§ Aim: Go through the material and pull out every line with the string "name" in it.

§ Listing:

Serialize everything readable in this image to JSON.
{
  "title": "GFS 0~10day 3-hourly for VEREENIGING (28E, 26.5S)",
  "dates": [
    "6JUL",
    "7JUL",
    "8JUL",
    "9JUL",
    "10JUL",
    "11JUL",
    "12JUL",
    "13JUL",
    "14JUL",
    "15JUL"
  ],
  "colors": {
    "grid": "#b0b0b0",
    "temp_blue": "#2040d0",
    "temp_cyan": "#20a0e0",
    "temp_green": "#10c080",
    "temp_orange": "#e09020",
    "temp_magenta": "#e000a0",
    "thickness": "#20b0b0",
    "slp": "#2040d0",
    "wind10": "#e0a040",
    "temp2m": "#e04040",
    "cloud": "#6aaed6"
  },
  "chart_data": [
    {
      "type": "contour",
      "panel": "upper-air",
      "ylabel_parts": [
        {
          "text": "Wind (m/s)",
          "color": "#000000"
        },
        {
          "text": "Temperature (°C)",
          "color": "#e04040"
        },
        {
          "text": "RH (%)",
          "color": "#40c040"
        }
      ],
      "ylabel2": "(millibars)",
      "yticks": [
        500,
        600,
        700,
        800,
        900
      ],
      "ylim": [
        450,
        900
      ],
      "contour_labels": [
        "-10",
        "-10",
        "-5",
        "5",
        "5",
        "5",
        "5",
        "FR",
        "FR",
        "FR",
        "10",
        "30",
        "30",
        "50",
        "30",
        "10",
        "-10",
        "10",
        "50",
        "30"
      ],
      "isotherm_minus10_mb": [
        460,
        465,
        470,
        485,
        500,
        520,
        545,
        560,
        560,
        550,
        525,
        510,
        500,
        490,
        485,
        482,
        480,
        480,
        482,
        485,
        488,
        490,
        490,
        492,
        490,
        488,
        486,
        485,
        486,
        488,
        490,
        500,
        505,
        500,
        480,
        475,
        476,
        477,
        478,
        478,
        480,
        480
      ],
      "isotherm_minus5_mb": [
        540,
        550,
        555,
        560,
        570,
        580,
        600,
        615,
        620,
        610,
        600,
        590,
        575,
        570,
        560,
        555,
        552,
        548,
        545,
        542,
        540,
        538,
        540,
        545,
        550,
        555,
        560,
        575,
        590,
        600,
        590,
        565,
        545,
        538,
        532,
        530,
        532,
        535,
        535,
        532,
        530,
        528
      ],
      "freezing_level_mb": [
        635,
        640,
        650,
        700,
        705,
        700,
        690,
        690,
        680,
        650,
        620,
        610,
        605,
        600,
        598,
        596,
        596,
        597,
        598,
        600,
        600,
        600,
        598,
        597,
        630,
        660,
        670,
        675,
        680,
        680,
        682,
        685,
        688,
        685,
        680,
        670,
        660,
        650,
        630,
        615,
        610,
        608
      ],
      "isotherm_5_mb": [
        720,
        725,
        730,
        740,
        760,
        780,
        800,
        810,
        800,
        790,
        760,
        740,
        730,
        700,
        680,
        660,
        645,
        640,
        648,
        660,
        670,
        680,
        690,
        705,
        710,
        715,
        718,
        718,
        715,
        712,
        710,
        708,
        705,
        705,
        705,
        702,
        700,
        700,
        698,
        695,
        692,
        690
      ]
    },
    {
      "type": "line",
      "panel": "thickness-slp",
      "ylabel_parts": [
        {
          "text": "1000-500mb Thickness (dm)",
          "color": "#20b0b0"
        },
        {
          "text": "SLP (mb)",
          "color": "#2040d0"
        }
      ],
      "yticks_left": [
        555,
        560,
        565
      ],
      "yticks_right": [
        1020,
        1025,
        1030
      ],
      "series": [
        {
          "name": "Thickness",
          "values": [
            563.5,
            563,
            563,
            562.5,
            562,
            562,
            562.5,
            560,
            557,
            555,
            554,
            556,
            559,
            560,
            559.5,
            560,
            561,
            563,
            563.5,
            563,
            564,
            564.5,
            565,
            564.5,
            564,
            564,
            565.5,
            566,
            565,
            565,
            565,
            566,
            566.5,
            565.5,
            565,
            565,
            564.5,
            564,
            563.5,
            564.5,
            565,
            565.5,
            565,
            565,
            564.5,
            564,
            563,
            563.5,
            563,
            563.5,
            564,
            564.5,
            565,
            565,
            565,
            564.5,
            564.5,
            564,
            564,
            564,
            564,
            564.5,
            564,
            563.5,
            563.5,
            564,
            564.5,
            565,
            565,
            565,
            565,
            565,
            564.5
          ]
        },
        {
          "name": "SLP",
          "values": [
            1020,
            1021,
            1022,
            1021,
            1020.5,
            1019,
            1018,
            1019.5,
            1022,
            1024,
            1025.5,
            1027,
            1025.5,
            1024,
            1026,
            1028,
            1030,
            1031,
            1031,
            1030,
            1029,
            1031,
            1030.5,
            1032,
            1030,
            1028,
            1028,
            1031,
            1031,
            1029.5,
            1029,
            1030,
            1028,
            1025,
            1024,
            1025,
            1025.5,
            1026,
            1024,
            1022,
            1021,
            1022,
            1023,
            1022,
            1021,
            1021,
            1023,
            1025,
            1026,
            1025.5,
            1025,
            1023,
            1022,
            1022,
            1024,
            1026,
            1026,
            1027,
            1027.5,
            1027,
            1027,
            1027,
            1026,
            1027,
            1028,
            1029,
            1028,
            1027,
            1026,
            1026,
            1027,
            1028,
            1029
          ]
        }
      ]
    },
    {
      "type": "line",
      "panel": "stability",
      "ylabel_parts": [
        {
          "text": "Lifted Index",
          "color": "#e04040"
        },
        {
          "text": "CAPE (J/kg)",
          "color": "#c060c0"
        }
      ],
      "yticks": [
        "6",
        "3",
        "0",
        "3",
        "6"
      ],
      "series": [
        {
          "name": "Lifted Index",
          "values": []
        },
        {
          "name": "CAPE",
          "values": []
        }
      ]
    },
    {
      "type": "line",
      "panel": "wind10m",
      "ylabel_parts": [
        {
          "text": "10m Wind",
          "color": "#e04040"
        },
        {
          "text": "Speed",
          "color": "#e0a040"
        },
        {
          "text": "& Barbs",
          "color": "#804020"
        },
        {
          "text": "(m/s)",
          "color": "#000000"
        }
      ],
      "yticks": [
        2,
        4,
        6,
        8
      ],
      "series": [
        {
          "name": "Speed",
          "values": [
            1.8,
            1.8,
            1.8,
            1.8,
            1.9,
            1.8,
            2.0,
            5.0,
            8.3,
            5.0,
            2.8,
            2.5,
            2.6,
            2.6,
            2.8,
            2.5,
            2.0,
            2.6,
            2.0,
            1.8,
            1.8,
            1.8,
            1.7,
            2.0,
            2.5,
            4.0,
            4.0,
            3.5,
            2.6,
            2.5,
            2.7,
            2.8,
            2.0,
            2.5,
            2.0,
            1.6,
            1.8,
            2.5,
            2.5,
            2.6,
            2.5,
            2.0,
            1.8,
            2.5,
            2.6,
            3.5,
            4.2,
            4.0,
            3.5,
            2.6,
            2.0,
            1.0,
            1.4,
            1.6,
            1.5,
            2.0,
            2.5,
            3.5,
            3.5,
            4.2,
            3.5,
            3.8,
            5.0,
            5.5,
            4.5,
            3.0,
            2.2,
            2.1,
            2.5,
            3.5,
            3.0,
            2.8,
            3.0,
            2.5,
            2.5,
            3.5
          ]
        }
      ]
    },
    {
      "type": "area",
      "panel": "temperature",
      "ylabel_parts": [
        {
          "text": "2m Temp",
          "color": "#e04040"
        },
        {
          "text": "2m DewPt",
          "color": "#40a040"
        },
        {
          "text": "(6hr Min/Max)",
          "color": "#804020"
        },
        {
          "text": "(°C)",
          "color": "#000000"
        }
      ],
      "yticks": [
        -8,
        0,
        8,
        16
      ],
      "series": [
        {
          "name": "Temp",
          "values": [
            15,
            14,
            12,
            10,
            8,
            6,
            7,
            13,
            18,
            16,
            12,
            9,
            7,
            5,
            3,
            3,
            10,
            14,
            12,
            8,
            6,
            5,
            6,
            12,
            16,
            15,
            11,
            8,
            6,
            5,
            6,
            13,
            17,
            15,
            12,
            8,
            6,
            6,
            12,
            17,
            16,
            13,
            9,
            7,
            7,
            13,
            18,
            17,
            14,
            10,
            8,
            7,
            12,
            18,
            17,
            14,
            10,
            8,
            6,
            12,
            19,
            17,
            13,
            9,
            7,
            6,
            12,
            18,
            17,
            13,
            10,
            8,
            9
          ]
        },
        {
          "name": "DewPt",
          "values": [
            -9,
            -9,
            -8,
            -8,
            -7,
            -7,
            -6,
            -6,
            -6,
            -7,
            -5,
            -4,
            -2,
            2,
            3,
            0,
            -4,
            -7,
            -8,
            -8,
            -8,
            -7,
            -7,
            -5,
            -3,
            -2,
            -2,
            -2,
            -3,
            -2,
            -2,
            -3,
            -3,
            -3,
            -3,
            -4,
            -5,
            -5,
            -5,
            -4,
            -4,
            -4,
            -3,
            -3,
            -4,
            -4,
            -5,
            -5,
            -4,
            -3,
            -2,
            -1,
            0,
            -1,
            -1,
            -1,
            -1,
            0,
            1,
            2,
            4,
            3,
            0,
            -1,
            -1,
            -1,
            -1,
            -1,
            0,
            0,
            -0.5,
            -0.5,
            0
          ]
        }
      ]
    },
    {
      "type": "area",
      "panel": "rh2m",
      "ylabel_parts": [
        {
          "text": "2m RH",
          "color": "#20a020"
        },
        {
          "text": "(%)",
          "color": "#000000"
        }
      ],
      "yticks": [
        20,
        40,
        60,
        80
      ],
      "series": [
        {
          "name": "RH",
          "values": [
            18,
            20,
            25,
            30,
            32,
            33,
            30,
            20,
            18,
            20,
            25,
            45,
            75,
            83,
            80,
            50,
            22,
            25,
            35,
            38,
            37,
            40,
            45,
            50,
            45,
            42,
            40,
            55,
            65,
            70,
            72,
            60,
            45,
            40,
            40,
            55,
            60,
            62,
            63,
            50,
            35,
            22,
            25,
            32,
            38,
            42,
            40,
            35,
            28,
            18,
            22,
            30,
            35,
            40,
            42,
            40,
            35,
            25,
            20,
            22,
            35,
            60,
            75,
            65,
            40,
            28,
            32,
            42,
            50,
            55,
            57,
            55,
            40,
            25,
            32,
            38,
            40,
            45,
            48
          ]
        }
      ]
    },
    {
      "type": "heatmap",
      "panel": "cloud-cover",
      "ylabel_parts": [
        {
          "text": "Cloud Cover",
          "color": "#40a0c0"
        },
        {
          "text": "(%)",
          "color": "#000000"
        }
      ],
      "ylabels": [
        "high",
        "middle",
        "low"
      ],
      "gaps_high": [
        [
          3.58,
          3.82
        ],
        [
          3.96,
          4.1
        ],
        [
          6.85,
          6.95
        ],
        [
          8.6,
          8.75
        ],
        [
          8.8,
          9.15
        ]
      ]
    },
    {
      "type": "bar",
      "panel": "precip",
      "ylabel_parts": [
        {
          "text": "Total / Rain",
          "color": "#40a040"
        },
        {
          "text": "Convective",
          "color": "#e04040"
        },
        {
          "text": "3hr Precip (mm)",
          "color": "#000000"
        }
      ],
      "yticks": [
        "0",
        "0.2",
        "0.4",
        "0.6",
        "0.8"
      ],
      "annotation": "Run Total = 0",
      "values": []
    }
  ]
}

§ The result:
          "name": "Thickness",
          "name": "SLP",
          "name": "Lifted Index",
          "name": "CAPE",
          "name": "Speed",
          "name": "Temp",
          "name": "DewPt",
          "name": "RH",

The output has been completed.